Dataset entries

====

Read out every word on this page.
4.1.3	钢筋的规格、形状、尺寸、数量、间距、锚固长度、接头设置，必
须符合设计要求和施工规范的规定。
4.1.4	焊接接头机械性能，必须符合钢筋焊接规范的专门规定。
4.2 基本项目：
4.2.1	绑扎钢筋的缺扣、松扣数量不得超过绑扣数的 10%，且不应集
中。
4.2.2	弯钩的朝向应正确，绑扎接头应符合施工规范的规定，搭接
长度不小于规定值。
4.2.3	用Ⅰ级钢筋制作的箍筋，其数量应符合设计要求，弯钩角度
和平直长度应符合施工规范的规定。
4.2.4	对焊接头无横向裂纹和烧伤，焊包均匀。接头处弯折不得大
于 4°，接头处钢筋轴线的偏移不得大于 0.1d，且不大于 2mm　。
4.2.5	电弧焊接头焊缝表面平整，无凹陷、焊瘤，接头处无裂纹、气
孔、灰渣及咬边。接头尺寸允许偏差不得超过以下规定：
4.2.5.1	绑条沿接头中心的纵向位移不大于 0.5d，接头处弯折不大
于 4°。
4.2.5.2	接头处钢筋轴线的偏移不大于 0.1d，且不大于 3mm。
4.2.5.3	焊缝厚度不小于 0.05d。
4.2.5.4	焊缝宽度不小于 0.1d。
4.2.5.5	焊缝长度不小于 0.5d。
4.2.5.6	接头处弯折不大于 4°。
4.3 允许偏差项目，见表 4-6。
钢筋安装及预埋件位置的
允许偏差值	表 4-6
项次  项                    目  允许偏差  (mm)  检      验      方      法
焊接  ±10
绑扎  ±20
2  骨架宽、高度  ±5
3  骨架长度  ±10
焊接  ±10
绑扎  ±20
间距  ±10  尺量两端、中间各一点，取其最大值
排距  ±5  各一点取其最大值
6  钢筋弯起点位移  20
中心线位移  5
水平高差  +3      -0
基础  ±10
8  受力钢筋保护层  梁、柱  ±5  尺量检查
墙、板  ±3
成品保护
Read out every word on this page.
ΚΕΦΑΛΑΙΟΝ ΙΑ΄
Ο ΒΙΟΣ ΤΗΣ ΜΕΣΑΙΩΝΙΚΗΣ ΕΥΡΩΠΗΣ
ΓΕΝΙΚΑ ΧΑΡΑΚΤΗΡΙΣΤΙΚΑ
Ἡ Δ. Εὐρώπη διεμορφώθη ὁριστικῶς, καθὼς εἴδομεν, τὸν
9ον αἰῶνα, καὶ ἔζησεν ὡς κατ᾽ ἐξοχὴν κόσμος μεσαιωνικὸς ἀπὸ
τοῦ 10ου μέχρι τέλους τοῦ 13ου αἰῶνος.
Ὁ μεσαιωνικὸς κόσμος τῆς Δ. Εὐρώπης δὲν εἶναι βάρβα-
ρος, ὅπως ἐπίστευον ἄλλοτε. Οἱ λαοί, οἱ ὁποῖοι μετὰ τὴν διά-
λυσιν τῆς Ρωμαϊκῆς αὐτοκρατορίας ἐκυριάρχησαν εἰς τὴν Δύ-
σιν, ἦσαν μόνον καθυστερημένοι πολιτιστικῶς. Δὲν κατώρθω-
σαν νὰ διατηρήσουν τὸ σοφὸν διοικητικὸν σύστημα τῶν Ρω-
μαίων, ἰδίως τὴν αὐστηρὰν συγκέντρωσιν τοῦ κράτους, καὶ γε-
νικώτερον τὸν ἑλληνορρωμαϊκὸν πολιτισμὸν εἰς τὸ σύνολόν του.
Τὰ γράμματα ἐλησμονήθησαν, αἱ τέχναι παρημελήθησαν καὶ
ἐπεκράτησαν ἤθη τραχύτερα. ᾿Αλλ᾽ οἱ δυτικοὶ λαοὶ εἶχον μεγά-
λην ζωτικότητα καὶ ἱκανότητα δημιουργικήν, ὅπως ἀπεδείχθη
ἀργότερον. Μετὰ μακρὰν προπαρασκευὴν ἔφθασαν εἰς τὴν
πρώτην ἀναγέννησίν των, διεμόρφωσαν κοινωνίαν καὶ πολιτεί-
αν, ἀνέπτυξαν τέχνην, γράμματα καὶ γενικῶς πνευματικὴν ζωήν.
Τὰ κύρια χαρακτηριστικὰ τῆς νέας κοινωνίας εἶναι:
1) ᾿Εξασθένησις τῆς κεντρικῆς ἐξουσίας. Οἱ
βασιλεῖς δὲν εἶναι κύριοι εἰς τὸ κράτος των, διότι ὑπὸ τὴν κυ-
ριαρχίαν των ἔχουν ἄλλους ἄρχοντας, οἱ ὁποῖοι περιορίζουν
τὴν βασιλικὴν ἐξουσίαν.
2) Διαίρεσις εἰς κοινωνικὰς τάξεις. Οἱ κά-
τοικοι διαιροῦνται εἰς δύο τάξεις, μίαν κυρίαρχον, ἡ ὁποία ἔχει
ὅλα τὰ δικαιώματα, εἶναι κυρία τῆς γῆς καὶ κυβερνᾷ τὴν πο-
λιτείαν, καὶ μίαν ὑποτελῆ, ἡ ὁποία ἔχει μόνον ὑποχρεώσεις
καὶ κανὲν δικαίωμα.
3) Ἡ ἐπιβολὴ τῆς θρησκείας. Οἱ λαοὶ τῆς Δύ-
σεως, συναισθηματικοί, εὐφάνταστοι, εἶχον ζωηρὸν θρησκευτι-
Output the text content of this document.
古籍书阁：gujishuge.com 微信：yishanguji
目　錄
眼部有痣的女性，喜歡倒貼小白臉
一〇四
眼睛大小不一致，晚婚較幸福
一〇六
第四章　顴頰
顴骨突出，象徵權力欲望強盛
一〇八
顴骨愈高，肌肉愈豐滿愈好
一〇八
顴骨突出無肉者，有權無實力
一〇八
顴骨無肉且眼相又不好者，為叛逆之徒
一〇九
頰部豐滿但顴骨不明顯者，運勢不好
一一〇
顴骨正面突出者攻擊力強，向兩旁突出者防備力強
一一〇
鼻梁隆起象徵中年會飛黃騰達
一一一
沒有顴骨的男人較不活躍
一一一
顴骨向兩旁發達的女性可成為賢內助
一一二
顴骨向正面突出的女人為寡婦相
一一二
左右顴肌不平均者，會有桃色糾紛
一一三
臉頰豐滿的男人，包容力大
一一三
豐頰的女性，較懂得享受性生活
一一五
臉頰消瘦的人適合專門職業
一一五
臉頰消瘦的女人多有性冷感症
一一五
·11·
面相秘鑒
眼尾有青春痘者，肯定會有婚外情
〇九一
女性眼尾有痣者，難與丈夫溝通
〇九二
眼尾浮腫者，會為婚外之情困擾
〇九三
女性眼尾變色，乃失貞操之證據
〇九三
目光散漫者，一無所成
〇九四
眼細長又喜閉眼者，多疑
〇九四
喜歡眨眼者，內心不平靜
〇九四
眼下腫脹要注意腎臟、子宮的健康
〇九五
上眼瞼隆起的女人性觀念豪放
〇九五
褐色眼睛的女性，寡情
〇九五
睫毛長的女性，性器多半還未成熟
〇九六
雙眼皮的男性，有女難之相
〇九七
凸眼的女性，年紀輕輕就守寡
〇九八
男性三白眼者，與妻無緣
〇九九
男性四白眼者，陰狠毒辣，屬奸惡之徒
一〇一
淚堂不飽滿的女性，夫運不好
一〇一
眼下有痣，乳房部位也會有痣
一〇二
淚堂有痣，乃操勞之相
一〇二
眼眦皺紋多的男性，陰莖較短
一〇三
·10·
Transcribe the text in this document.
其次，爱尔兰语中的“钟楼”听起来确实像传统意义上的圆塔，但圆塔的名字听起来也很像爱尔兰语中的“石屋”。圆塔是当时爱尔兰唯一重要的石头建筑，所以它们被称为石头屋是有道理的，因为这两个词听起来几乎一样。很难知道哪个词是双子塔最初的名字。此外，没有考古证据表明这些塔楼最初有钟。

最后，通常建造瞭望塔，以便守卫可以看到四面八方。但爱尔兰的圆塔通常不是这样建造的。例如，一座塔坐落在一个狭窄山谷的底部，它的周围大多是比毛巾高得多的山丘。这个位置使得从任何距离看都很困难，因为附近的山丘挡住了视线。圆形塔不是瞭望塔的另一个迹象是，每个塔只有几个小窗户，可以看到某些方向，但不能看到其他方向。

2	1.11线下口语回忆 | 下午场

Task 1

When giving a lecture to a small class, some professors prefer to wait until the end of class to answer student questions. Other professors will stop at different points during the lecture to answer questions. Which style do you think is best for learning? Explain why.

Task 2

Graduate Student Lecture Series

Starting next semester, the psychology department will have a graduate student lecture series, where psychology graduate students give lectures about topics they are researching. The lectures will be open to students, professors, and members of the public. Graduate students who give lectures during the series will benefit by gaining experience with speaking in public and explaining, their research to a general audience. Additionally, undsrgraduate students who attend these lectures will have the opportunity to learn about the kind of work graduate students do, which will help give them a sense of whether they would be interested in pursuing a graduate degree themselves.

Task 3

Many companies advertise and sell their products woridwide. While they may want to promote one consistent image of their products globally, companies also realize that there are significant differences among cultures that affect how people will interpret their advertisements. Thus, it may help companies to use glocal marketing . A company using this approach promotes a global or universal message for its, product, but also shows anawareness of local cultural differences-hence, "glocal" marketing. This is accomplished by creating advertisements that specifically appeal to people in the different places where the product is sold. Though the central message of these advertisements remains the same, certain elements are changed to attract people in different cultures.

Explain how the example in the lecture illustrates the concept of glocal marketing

====

Task to carry out: Of the lines in the material, how many hold the word "μεσαιωνικὸς"? Reply with the number only.

Exercise solution: 2